+++ Exercise data +++
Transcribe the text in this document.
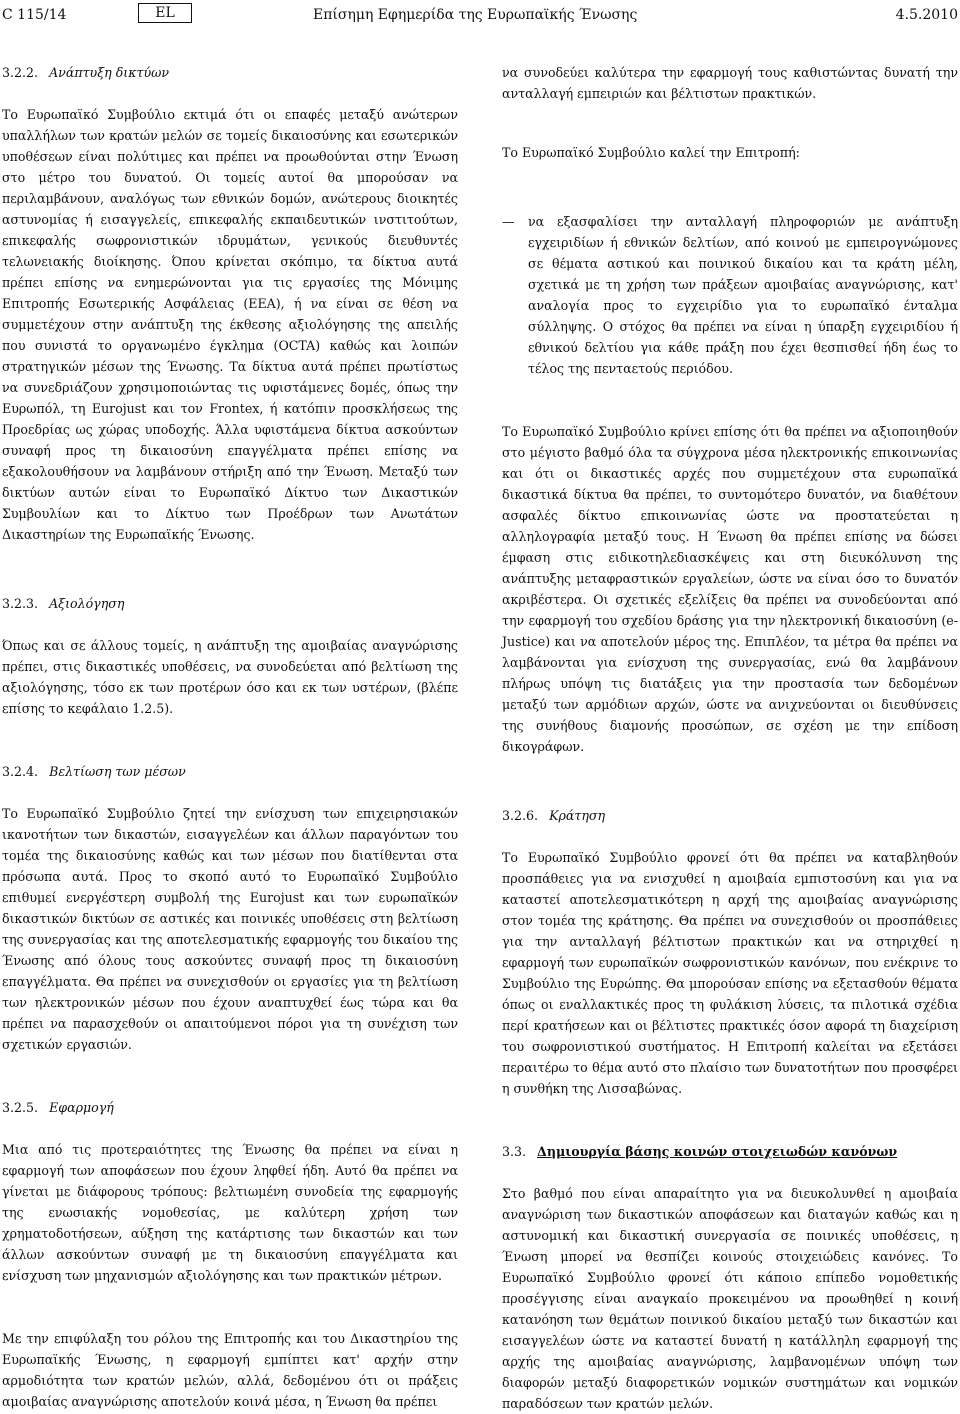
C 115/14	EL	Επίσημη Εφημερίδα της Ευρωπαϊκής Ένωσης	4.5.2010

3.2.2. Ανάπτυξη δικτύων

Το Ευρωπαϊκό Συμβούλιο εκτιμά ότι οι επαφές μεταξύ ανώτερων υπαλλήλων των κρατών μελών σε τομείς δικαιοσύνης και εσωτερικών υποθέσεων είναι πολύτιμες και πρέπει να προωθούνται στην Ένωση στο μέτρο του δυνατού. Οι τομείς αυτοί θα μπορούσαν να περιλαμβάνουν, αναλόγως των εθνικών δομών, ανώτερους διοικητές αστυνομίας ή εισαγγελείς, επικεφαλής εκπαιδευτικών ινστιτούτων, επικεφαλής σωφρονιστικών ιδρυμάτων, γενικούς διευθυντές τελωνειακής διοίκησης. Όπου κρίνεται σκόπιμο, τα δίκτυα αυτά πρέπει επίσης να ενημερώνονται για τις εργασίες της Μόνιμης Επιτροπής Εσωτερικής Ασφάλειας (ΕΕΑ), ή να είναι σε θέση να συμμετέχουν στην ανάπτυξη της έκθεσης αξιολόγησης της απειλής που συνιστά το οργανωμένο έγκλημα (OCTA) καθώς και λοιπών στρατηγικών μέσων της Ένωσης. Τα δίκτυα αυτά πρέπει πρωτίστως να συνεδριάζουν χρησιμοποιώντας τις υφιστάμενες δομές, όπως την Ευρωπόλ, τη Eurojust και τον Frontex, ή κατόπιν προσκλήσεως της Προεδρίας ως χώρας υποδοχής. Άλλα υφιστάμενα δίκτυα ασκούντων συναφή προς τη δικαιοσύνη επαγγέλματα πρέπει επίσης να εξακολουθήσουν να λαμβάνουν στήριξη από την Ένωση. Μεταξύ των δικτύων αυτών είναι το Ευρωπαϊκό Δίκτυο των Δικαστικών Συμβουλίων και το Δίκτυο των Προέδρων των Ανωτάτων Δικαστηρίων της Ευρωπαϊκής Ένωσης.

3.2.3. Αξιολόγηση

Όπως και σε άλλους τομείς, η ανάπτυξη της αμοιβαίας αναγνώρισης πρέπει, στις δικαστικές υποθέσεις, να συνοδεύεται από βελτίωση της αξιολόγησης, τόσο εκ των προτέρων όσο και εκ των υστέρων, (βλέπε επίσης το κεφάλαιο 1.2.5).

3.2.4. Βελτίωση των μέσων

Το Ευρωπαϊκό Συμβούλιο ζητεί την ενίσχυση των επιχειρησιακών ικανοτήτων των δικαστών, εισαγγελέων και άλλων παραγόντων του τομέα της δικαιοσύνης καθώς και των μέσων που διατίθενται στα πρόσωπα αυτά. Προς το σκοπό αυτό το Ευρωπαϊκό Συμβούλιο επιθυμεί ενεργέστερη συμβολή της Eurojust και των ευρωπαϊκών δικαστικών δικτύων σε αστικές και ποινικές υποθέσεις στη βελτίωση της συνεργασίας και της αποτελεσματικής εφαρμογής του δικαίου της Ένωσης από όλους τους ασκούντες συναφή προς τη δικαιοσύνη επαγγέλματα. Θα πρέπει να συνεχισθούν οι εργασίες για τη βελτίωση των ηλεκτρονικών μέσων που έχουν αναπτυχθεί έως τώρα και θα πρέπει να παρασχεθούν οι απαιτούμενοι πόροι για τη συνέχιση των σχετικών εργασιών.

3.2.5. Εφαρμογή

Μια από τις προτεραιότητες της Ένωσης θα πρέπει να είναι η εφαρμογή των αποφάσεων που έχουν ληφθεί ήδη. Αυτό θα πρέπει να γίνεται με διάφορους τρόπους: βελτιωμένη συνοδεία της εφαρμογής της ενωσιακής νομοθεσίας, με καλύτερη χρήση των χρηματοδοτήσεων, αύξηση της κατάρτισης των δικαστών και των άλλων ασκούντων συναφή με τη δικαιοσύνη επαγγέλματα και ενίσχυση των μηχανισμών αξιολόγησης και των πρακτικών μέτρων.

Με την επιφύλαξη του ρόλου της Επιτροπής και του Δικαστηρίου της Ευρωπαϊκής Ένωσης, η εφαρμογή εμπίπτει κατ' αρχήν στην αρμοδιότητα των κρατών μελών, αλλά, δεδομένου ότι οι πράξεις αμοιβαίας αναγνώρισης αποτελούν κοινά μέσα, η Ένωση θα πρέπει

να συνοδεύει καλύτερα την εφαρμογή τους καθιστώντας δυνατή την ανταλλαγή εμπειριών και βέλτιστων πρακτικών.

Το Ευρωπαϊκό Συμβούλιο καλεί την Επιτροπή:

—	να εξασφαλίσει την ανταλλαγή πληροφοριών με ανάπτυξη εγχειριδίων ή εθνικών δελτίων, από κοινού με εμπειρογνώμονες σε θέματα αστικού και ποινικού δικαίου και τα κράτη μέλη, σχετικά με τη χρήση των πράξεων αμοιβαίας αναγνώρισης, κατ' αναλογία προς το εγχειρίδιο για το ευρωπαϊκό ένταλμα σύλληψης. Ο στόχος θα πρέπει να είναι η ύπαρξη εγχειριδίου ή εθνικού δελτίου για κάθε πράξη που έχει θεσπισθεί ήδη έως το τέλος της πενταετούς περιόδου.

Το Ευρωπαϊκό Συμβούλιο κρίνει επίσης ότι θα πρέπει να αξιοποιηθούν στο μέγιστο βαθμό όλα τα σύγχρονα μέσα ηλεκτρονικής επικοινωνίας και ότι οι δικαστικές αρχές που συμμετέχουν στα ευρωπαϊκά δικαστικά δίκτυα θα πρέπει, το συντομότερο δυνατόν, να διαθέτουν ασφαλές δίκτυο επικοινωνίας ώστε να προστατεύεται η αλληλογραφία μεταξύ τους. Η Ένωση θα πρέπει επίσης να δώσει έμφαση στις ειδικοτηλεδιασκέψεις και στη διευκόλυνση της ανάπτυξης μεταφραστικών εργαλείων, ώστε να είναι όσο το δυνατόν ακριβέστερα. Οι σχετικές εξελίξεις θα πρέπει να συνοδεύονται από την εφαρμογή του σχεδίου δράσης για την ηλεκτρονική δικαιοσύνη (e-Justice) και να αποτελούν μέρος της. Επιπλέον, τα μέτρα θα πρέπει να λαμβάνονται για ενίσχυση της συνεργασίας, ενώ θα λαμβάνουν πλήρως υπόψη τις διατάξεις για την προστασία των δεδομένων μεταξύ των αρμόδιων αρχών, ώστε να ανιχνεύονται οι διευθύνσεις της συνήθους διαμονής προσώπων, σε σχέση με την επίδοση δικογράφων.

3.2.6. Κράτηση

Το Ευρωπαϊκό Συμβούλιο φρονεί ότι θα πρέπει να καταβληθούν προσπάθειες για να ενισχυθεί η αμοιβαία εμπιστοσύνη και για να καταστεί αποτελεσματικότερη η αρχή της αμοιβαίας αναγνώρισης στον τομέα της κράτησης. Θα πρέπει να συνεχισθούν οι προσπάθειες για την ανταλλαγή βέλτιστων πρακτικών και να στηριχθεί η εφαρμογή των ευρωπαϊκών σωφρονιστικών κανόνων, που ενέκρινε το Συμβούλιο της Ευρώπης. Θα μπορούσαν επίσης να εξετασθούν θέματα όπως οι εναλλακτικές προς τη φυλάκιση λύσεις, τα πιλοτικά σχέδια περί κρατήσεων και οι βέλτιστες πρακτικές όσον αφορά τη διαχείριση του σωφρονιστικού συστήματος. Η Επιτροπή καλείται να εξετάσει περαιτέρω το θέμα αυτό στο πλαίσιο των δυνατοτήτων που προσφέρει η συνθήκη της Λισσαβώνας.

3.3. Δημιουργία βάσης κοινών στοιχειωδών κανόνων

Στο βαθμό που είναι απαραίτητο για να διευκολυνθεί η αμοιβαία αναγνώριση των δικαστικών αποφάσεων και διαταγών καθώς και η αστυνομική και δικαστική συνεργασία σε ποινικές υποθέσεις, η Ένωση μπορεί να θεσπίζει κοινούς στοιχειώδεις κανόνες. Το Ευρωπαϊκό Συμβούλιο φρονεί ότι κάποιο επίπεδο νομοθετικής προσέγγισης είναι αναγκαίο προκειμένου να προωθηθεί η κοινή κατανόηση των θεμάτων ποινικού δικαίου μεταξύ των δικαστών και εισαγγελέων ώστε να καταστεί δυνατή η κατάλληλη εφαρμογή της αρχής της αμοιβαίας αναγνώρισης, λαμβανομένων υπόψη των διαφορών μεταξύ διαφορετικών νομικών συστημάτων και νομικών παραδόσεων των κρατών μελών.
+++
+++ Exercise data +++
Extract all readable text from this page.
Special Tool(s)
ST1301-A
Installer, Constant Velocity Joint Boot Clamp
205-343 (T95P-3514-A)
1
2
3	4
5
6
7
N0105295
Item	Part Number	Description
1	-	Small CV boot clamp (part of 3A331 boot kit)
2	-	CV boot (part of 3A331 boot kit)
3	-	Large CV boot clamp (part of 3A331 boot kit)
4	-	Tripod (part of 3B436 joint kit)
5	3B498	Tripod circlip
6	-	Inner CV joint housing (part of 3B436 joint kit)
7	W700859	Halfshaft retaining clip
+++
- **Requirements**: From the records above, copy every line that holds the word "πρακτικών".

- **Result for this exercise**:
Μια από τις προτεραιότητες της Ένωσης θα πρέπει να είναι η εφαρμογή των αποφάσεων που έχουν ληφθεί ήδη. Αυτό θα πρέπει να γίνεται με διάφορους τρόπους: βελτιωμένη συνοδεία της εφαρμογής της ενωσιακής νομοθεσίας, με καλύτερη χρήση των χρηματοδοτήσεων, αύξηση της κατάρτισης των δικαστών και των άλλων ασκούντων συναφή με τη δικαιοσύνη επαγγέλματα και ενίσχυση των μηχανισμών αξιολόγησης και των πρακτικών μέτρων.
να συνοδεύει καλύτερα την εφαρμογή τους καθιστώντας δυνατή την ανταλλαγή εμπειριών και βέλτιστων πρακτικών.
Το Ευρωπαϊκό Συμβούλιο φρονεί ότι θα πρέπει να καταβληθούν προσπάθειες για να ενισχυθεί η αμοιβαία εμπιστοσύνη και για να καταστεί αποτελεσματικότερη η αρχή της αμοιβαίας αναγνώρισης στον τομέα της κράτησης. Θα πρέπει να συνεχισθούν οι προσπάθειες για την ανταλλαγή βέλτιστων πρακτικών και να στηριχθεί η εφαρμογή των ευρωπαϊκών σωφρονιστικών κανόνων, που ενέκρινε το Συμβούλιο της Ευρώπης. Θα μπορούσαν επίσης να εξετασθούν θέματα όπως οι εναλλακτικές προς τη φυλάκιση λύσεις, τα πιλοτικά σχέδια περί κρατήσεων και οι βέλτιστες πρακτικές όσον αφορά τη διαχείριση του σωφρονιστικού συστήματος. Η Επιτροπή καλείται να εξετάσει περαιτέρω το θέμα αυτό στο πλαίσιο των δυνατοτήτων που προσφέρει η συνθήκη της Λισσαβώνας.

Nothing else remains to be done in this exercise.